* _DATA SECTION_
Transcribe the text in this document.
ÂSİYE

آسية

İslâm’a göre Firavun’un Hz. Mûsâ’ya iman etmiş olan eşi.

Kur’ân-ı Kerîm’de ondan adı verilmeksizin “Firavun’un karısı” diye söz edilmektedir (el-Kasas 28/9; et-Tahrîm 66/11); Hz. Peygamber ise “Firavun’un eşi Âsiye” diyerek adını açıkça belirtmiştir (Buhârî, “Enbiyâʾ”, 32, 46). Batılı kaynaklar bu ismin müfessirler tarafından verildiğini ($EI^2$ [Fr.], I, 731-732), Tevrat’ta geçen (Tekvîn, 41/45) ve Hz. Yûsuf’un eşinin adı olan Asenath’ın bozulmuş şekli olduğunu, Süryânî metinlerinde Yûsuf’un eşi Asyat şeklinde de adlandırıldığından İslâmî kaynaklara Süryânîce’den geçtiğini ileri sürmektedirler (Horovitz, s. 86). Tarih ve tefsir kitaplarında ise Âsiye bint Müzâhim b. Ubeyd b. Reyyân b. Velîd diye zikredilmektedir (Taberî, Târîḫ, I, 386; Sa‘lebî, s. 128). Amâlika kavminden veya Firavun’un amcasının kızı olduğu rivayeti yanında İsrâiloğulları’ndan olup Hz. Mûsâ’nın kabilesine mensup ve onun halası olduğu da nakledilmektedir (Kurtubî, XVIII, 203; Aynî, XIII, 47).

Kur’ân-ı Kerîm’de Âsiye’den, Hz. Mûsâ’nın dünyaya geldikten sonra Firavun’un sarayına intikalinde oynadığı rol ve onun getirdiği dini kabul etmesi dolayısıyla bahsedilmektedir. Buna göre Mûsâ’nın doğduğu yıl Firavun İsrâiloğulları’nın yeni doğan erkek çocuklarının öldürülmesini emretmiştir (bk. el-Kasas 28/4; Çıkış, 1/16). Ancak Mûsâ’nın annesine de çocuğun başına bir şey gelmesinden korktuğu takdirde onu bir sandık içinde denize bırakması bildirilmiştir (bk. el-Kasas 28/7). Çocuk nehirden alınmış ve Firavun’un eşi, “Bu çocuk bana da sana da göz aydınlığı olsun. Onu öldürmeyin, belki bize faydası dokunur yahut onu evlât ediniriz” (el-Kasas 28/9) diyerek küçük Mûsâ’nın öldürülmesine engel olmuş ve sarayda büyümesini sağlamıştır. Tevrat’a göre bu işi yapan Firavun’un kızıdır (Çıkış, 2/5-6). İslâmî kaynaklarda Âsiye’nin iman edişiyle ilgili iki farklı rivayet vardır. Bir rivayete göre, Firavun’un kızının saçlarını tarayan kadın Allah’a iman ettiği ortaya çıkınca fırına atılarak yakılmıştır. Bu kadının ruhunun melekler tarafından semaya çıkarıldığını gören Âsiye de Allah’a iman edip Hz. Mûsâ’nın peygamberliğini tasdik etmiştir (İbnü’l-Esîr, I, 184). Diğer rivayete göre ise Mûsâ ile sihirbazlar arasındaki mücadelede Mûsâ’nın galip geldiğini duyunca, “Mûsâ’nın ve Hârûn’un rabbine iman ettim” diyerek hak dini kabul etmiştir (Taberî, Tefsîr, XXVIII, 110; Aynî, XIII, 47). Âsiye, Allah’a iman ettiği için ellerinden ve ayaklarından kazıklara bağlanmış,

* _WRITTEN EXERCISE_
Make an exact copy of the material above.

* _EXERCISE RESULT_
Transcribe the text in this document.
ÂSİYE

آسية

İslâm’a göre Firavun’un Hz. Mûsâ’ya iman etmiş olan eşi.

Kur’ân-ı Kerîm’de ondan adı verilmeksizin “Firavun’un karısı” diye söz edilmektedir (el-Kasas 28/9; et-Tahrîm 66/11); Hz. Peygamber ise “Firavun’un eşi Âsiye” diyerek adını açıkça belirtmiştir (Buhârî, “Enbiyâʾ”, 32, 46). Batılı kaynaklar bu ismin müfessirler tarafından verildiğini ($EI^2$ [Fr.], I, 731-732), Tevrat’ta geçen (Tekvîn, 41/45) ve Hz. Yûsuf’un eşinin adı olan Asenath’ın bozulmuş şekli olduğunu, Süryânî metinlerinde Yûsuf’un eşi Asyat şeklinde de adlandırıldığından İslâmî kaynaklara Süryânîce’den geçtiğini ileri sürmektedirler (Horovitz, s. 86). Tarih ve tefsir kitaplarında ise Âsiye bint Müzâhim b. Ubeyd b. Reyyân b. Velîd diye zikredilmektedir (Taberî, Târîḫ, I, 386; Sa‘lebî, s. 128). Amâlika kavminden veya Firavun’un amcasının kızı olduğu rivayeti yanında İsrâiloğulları’ndan olup Hz. Mûsâ’nın kabilesine mensup ve onun halası olduğu da nakledilmektedir (Kurtubî, XVIII, 203; Aynî, XIII, 47).

Kur’ân-ı Kerîm’de Âsiye’den, Hz. Mûsâ’nın dünyaya geldikten sonra Firavun’un sarayına intikalinde oynadığı rol ve onun getirdiği dini kabul etmesi dolayısıyla bahsedilmektedir. Buna göre Mûsâ’nın doğduğu yıl Firavun İsrâiloğulları’nın yeni doğan erkek çocuklarının öldürülmesini emretmiştir (bk. el-Kasas 28/4; Çıkış, 1/16). Ancak Mûsâ’nın annesine de çocuğun başına bir şey gelmesinden korktuğu takdirde onu bir sandık içinde denize bırakması bildirilmiştir (bk. el-Kasas 28/7). Çocuk nehirden alınmış ve Firavun’un eşi, “Bu çocuk bana da sana da göz aydınlığı olsun. Onu öldürmeyin, belki bize faydası dokunur yahut onu evlât ediniriz” (el-Kasas 28/9) diyerek küçük Mûsâ’nın öldürülmesine engel olmuş ve sarayda büyümesini sağlamıştır. Tevrat’a göre bu işi yapan Firavun’un kızıdır (Çıkış, 2/5-6). İslâmî kaynaklarda Âsiye’nin iman edişiyle ilgili iki farklı rivayet vardır. Bir rivayete göre, Firavun’un kızının saçlarını tarayan kadın Allah’a iman ettiği ortaya çıkınca fırına atılarak yakılmıştır. Bu kadının ruhunun melekler tarafından semaya çıkarıldığını gören Âsiye de Allah’a iman edip Hz. Mûsâ’nın peygamberliğini tasdik etmiştir (İbnü’l-Esîr, I, 184). Diğer rivayete göre ise Mûsâ ile sihirbazlar arasındaki mücadelede Mûsâ’nın galip geldiğini duyunca, “Mûsâ’nın ve Hârûn’un rabbine iman ettim” diyerek hak dini kabul etmiştir (Taberî, Tefsîr, XXVIII, 110; Aynî, XIII, 47). Âsiye, Allah’a iman ettiği için ellerinden ve ayaklarından kazıklara bağlanmış,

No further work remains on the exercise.